• _The records_:
════════════════════

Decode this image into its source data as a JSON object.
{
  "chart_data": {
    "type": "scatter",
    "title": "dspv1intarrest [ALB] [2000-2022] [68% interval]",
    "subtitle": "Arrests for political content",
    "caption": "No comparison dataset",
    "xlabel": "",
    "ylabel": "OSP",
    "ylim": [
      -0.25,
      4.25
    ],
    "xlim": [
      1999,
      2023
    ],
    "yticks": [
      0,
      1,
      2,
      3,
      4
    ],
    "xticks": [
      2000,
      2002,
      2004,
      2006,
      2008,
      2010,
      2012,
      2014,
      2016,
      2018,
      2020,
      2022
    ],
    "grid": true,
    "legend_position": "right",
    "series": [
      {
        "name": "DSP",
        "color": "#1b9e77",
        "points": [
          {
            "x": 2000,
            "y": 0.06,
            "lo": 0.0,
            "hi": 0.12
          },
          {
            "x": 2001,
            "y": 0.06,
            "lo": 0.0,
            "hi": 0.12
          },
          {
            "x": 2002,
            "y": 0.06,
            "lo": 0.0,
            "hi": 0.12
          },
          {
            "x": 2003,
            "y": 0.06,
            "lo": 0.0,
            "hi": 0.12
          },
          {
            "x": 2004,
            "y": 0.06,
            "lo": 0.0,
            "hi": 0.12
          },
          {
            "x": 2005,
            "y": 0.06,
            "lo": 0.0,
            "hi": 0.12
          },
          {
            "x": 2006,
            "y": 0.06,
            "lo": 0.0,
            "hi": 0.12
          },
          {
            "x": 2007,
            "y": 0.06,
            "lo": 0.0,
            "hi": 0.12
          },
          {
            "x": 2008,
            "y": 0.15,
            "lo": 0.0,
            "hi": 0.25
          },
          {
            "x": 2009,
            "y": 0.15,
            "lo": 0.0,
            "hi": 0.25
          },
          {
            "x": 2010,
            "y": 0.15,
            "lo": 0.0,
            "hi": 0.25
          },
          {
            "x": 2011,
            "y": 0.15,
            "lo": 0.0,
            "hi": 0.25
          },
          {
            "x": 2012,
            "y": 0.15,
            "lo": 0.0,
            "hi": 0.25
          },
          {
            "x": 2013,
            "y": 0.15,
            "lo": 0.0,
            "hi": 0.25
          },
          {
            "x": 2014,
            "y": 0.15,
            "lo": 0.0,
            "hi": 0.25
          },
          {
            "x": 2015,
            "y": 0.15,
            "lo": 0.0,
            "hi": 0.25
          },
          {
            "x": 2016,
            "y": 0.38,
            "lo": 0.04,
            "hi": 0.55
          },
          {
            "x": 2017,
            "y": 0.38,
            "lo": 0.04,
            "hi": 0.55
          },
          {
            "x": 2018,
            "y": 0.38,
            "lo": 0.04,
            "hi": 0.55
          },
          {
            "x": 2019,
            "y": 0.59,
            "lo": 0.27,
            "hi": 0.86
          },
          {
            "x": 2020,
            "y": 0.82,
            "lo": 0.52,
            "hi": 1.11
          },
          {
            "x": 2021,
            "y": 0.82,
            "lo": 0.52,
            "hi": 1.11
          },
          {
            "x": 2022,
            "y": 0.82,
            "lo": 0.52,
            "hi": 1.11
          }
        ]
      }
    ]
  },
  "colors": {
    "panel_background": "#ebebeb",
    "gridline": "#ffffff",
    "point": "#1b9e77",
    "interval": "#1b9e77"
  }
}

════════════════════

• _Request_:
Tally up the lines in the preceding listing that contain the string "interval". Respond with the number and nothing else.

• _Finished task_:
2